_Task brief:_ Copy each line that contains the string "Agatston".

_Entries shown:_
▬▬▬
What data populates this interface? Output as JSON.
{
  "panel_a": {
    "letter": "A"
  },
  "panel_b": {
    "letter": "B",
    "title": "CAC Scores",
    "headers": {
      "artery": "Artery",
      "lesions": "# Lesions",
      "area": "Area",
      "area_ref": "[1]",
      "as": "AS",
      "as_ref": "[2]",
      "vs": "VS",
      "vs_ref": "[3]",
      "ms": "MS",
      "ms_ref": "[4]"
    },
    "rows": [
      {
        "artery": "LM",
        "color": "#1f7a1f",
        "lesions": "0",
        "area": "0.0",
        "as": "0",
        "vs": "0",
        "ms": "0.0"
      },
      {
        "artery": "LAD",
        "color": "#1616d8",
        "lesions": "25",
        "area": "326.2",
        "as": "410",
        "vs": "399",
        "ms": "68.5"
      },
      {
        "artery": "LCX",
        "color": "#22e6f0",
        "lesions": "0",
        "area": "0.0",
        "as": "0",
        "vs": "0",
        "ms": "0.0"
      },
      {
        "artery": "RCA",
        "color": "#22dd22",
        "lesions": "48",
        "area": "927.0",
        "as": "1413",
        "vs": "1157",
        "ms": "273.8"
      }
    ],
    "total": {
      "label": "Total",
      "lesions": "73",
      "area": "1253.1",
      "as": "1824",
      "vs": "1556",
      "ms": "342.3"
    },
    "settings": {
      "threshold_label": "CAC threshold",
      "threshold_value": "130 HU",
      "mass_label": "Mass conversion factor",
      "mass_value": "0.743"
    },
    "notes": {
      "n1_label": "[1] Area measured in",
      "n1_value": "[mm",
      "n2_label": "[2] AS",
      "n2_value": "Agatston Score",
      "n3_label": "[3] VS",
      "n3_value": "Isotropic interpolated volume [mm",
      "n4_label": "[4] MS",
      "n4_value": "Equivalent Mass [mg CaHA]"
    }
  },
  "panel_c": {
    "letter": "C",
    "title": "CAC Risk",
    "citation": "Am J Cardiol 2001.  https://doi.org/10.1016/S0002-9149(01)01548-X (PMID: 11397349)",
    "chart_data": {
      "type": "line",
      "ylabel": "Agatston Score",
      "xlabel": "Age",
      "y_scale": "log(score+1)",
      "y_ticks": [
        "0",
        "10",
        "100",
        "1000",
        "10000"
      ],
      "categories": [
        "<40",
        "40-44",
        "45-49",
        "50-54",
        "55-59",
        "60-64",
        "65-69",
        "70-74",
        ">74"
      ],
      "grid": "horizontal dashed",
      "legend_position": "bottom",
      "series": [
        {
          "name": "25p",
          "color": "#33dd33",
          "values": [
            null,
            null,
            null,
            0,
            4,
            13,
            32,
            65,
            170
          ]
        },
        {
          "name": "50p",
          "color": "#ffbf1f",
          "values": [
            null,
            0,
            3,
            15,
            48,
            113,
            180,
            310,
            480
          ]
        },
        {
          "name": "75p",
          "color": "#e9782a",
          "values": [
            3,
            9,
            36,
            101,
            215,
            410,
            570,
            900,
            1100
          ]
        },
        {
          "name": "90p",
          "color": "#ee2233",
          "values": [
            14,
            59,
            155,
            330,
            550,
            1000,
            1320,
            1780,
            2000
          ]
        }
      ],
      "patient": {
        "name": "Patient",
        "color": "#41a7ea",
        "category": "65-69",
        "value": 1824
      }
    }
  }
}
▬▬▬
_Reply to the task:_
      "n2_value": "Agatston Score",
      "ylabel": "Agatston Score",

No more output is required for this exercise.